## begin Source records

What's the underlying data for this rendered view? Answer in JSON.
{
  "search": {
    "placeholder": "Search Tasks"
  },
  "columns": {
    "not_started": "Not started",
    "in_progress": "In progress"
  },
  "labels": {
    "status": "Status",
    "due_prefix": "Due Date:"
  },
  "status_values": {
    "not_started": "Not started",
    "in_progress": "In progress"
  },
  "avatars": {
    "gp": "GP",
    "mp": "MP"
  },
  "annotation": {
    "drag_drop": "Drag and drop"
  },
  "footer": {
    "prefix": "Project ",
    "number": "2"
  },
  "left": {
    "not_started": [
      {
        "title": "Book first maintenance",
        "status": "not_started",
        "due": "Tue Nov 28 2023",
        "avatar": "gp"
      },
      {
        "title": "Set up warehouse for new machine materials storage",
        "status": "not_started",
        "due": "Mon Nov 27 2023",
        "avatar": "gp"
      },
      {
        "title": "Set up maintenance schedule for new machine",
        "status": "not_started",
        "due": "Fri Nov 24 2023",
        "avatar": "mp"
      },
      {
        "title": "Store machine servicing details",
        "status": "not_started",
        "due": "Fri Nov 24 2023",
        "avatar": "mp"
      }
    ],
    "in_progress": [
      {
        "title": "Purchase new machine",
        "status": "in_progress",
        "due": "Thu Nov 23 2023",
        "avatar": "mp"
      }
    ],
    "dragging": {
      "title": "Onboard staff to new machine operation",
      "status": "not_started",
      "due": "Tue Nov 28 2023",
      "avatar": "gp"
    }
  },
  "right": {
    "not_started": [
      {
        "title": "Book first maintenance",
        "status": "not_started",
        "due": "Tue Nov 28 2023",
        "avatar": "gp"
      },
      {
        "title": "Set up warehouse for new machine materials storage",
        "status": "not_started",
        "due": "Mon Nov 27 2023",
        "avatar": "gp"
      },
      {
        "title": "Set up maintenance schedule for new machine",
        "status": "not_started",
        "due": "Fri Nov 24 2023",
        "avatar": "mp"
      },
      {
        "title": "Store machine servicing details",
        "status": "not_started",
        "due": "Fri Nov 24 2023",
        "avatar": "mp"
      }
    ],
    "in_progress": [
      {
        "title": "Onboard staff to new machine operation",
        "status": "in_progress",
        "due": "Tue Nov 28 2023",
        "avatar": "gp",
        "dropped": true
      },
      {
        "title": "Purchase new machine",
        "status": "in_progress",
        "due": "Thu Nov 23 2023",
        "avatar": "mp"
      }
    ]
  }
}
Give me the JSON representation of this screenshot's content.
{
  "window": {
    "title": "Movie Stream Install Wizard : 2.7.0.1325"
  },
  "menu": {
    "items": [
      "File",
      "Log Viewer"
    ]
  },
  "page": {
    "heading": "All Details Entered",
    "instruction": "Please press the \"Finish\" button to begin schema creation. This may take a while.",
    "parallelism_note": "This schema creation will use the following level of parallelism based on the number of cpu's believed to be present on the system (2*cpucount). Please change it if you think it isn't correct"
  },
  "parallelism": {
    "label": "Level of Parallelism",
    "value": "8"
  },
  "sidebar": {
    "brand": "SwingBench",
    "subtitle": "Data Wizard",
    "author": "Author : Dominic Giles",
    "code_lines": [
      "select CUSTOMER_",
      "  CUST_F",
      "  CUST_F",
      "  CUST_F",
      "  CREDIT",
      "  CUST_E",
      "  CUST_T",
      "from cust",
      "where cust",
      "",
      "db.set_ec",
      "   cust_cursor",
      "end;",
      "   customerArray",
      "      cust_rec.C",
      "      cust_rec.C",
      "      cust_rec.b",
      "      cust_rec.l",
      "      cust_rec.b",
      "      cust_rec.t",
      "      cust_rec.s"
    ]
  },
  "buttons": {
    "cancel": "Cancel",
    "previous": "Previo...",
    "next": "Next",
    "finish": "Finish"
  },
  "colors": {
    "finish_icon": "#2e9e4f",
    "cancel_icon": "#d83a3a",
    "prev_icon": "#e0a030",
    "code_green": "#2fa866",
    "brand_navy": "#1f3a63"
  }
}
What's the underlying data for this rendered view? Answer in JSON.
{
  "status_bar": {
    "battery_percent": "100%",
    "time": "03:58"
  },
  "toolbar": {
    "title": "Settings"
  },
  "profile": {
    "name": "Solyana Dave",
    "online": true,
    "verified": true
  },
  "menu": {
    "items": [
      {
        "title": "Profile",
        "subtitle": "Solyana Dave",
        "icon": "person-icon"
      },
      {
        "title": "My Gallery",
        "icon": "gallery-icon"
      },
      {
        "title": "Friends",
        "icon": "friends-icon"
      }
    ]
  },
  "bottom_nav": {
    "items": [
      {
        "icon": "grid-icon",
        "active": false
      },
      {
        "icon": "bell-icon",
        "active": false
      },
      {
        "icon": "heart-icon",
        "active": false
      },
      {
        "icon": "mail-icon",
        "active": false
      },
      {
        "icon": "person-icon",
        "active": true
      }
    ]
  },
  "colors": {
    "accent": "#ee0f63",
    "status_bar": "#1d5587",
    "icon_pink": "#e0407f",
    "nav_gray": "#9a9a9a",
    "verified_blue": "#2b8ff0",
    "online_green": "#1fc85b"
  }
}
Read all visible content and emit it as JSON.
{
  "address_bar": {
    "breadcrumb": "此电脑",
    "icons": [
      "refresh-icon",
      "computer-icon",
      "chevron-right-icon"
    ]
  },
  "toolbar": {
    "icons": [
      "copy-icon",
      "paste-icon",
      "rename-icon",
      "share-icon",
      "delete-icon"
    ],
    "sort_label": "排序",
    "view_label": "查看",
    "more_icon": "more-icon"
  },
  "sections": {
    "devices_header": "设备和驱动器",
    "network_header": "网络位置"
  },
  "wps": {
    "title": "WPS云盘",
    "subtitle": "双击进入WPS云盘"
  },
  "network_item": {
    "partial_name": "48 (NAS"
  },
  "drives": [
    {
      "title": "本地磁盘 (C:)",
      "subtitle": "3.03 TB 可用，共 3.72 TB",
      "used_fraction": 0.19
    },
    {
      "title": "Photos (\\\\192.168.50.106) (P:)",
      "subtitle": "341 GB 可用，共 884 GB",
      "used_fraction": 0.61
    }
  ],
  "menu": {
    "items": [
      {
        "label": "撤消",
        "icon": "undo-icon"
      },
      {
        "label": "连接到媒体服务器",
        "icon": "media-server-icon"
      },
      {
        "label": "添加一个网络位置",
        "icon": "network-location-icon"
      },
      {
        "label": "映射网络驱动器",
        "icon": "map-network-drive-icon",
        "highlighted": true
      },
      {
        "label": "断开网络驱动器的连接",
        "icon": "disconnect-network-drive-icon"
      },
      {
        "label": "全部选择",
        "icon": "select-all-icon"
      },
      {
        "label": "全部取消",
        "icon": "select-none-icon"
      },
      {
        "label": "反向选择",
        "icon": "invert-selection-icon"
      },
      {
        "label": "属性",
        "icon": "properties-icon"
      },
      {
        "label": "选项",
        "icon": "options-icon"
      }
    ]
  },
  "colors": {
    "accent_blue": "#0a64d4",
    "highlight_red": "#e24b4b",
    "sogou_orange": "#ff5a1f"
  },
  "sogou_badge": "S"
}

## end Source records

Written instruction:
Using the listing above, say how many of its lines contain the string "Wizard", giving nothing but the figure.

Completed task:
2